Exercise requirements
Can you reproduce the listing word for word, from the line containing "Where is each" down to the line containing "table-row xyxy=(73,336,976,429)", with both of those lines included?

Data extracted from a collection:

• • •

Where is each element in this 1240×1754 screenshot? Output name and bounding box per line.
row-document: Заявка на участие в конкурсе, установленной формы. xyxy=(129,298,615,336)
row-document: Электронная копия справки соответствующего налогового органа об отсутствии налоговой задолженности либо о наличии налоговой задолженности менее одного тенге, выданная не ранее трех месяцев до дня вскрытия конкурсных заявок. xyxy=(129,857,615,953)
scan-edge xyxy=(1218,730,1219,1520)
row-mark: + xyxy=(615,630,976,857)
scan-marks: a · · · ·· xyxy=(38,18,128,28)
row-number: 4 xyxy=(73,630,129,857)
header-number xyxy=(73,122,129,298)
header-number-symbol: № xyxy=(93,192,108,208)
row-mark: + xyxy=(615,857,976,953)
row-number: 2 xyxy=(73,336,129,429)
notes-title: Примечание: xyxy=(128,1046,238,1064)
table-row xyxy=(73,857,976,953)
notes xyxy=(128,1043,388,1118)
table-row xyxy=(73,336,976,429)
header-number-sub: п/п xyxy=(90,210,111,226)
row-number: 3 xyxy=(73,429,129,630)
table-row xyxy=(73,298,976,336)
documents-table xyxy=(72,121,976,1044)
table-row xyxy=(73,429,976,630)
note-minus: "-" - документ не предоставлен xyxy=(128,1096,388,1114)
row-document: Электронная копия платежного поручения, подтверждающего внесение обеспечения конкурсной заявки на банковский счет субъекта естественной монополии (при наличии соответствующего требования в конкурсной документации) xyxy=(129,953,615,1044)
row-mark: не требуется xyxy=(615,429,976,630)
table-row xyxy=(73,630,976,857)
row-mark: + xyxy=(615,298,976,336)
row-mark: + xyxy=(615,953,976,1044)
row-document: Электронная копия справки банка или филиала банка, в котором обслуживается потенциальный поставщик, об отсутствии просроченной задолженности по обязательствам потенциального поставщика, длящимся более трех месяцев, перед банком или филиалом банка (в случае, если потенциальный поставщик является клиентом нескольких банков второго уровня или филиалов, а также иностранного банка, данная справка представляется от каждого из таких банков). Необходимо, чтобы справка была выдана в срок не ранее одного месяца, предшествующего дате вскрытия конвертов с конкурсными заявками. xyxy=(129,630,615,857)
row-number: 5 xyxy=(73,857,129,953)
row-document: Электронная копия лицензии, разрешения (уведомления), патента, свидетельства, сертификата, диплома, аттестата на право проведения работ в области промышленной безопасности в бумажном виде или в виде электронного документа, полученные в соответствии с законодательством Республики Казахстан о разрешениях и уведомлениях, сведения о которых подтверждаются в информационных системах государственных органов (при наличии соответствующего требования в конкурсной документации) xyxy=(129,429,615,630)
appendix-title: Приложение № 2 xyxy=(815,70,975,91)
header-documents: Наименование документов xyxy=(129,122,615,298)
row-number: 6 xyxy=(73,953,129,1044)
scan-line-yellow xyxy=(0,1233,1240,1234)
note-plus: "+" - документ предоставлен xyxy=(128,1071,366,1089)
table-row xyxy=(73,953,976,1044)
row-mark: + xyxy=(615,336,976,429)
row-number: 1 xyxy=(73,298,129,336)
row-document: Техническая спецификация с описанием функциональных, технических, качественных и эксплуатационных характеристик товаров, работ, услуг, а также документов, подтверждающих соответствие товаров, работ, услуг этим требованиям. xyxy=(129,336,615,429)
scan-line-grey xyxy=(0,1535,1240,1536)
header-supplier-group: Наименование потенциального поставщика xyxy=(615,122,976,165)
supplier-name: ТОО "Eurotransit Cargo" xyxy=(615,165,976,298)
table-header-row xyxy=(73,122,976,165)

• • •

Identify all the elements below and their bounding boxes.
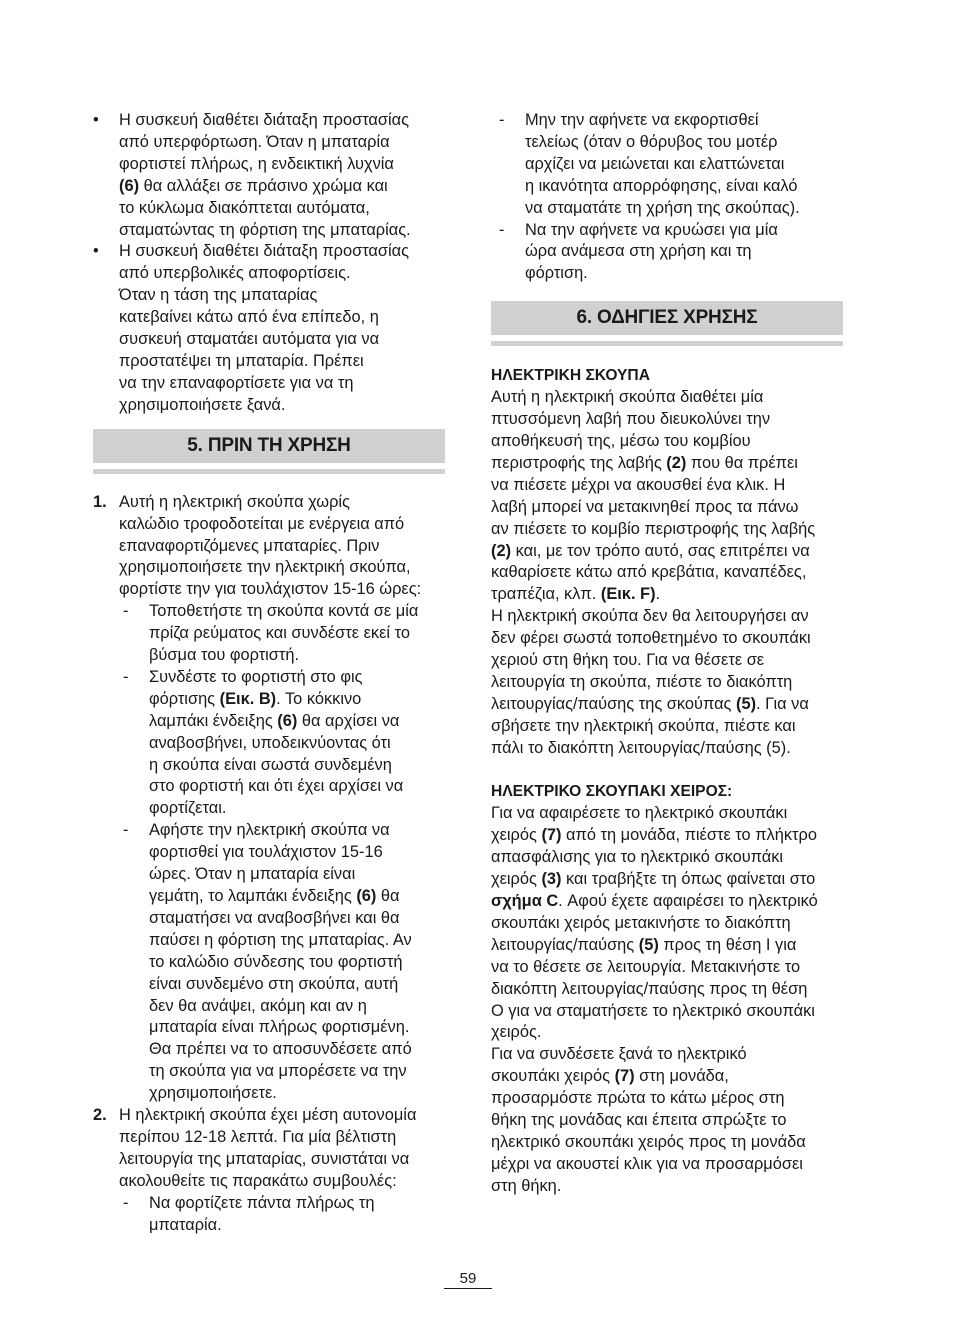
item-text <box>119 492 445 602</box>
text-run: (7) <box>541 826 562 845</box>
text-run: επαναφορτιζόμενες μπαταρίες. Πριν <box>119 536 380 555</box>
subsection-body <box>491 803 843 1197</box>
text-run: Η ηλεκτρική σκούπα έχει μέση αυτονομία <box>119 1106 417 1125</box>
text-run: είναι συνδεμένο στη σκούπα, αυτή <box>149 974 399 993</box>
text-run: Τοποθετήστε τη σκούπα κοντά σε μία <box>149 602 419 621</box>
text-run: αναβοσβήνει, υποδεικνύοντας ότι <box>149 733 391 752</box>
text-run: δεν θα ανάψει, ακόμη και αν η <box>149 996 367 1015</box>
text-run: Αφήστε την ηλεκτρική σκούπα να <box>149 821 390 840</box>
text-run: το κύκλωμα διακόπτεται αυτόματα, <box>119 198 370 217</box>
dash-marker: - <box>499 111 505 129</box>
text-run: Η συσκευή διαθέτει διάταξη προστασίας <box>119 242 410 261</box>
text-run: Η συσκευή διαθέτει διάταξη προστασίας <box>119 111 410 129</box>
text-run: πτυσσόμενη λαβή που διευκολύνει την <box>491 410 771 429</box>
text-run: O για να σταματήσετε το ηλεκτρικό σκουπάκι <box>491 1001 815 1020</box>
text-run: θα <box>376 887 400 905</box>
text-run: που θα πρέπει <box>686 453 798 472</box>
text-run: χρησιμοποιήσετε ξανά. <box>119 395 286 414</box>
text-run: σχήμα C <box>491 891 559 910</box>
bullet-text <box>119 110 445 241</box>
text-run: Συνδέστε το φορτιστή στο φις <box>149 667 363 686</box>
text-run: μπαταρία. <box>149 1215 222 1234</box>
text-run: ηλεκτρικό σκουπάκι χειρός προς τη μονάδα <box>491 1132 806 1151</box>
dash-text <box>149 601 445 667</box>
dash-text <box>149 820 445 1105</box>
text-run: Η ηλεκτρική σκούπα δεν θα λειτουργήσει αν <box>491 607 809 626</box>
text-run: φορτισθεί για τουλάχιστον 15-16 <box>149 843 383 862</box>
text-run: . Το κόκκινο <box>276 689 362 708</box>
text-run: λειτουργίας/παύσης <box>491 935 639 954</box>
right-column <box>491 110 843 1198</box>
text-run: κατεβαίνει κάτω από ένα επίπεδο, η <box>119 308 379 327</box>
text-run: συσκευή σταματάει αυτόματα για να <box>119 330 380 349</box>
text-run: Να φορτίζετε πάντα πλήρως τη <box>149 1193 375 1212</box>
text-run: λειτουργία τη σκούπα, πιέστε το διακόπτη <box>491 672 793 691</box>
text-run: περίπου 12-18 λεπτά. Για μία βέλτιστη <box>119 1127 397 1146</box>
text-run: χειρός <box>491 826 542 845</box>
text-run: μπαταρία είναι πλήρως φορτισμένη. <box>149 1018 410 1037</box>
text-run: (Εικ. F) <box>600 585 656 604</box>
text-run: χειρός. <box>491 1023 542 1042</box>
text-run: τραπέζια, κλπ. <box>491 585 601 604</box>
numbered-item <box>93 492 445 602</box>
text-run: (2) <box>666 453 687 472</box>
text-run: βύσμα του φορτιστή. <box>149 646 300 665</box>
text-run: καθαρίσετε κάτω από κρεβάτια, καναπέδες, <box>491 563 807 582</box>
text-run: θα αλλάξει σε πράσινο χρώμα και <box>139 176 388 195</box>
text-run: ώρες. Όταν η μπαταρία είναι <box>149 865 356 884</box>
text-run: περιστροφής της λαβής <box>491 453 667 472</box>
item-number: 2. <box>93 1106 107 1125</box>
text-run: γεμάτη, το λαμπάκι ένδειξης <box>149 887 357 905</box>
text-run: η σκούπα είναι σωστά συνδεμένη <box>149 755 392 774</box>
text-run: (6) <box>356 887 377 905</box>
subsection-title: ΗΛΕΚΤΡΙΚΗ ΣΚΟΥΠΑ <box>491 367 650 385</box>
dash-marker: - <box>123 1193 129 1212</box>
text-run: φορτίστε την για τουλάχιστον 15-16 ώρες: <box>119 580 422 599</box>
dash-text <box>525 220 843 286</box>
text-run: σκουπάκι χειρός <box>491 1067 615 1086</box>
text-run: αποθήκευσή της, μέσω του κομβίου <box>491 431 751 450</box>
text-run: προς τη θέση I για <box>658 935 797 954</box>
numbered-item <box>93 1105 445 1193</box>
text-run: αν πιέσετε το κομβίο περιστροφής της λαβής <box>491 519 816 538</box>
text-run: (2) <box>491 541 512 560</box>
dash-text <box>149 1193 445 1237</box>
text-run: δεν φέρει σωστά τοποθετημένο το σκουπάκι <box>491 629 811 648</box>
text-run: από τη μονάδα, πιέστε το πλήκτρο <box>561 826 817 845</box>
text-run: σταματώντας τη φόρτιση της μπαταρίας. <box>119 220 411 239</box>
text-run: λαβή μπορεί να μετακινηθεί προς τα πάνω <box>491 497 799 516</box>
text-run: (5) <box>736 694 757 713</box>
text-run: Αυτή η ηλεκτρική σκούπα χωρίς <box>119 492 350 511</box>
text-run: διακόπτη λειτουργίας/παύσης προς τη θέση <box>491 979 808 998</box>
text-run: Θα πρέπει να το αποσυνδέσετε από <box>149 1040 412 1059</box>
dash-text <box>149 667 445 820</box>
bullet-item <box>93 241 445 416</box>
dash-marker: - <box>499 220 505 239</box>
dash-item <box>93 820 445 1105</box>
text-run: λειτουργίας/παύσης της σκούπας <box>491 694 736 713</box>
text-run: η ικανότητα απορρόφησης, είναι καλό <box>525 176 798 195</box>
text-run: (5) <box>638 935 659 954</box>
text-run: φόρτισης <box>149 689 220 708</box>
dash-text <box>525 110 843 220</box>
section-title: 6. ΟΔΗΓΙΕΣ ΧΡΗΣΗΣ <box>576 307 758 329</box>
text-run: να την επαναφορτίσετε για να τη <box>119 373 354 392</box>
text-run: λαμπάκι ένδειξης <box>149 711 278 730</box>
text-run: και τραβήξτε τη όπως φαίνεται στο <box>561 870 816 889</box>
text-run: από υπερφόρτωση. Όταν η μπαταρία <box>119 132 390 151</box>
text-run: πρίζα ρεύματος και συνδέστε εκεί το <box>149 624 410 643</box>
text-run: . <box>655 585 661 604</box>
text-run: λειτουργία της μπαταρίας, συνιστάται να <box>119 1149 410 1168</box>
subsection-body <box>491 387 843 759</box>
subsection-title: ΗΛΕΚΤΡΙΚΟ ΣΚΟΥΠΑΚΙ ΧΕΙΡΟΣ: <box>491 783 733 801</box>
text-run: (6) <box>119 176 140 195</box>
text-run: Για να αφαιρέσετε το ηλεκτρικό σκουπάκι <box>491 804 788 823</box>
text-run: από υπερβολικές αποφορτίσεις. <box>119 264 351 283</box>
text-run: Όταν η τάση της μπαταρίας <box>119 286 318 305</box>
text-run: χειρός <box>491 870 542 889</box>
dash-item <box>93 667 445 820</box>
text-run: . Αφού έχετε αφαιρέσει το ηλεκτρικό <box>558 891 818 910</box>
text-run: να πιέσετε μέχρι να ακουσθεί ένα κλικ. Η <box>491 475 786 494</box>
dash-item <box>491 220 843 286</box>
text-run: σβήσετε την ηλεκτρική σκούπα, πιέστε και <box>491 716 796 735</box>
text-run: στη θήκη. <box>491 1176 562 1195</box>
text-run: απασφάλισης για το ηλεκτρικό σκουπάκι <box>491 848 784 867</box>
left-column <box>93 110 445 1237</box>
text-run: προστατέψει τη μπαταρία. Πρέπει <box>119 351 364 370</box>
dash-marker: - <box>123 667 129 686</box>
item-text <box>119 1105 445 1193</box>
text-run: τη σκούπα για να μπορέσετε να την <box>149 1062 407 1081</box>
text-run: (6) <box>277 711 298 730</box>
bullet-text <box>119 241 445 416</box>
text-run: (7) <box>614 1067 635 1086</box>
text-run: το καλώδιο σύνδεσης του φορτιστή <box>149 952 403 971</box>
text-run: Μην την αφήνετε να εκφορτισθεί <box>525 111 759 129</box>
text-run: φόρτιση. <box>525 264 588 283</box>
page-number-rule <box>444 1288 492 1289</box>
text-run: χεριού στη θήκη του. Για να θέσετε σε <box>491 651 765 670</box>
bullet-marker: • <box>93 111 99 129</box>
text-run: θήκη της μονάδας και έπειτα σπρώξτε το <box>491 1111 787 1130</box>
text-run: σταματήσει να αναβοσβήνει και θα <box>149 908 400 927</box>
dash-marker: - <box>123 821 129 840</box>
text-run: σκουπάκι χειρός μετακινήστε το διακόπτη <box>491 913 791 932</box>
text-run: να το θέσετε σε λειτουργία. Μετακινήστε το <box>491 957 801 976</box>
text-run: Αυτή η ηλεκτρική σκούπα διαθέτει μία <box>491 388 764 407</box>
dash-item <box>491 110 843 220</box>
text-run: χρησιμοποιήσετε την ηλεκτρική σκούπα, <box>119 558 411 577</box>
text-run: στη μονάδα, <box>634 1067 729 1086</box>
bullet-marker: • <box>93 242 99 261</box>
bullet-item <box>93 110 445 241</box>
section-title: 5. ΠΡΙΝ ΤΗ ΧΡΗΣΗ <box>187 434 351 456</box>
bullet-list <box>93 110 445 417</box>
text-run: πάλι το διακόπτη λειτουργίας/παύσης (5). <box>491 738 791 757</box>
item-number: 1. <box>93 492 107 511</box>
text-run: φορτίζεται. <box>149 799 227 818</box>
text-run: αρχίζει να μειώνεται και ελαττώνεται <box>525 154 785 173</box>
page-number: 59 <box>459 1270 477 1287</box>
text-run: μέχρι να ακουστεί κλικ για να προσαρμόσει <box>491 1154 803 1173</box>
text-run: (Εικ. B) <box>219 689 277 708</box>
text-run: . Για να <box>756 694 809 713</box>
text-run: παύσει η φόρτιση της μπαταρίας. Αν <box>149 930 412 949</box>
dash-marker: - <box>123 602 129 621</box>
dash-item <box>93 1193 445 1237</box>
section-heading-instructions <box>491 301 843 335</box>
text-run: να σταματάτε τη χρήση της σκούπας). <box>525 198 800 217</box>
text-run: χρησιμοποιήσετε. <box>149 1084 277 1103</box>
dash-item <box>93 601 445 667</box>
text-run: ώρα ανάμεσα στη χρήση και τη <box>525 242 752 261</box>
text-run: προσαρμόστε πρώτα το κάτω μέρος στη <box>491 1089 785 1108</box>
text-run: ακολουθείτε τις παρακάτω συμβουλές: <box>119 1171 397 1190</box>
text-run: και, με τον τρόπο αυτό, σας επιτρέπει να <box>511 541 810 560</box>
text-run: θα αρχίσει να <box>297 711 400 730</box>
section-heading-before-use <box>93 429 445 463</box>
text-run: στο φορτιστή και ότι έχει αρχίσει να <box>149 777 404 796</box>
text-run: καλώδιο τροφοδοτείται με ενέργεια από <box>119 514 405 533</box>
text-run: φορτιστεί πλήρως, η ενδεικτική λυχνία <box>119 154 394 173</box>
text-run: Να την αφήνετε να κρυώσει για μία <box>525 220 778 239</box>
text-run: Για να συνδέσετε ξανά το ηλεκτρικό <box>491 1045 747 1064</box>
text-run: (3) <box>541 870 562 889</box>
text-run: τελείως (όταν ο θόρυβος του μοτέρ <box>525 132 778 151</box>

• • •

Answer to the exercise
Where is each element in this 1240×1754 screenshot? Output name and bounding box per line.
row-document: Заявка на участие в конкурсе, установленной формы. xyxy=(129,298,615,336)
row-document: Электронная копия справки соответствующего налогового органа об отсутствии налоговой задолженности либо о наличии налоговой задолженности менее одного тенге, выданная не ранее трех месяцев до дня вскрытия конкурсных заявок. xyxy=(129,857,615,953)
scan-edge xyxy=(1218,730,1219,1520)
row-mark: + xyxy=(615,630,976,857)
scan-marks: a · · · ·· xyxy=(38,18,128,28)
row-number: 4 xyxy=(73,630,129,857)
header-number xyxy=(73,122,129,298)
header-number-symbol: № xyxy=(93,192,108,208)
row-mark: + xyxy=(615,857,976,953)
row-number: 2 xyxy=(73,336,129,429)
notes-title: Примечание: xyxy=(128,1046,238,1064)
table-row xyxy=(73,857,976,953)
notes xyxy=(128,1043,388,1118)
table-row xyxy=(73,336,976,429)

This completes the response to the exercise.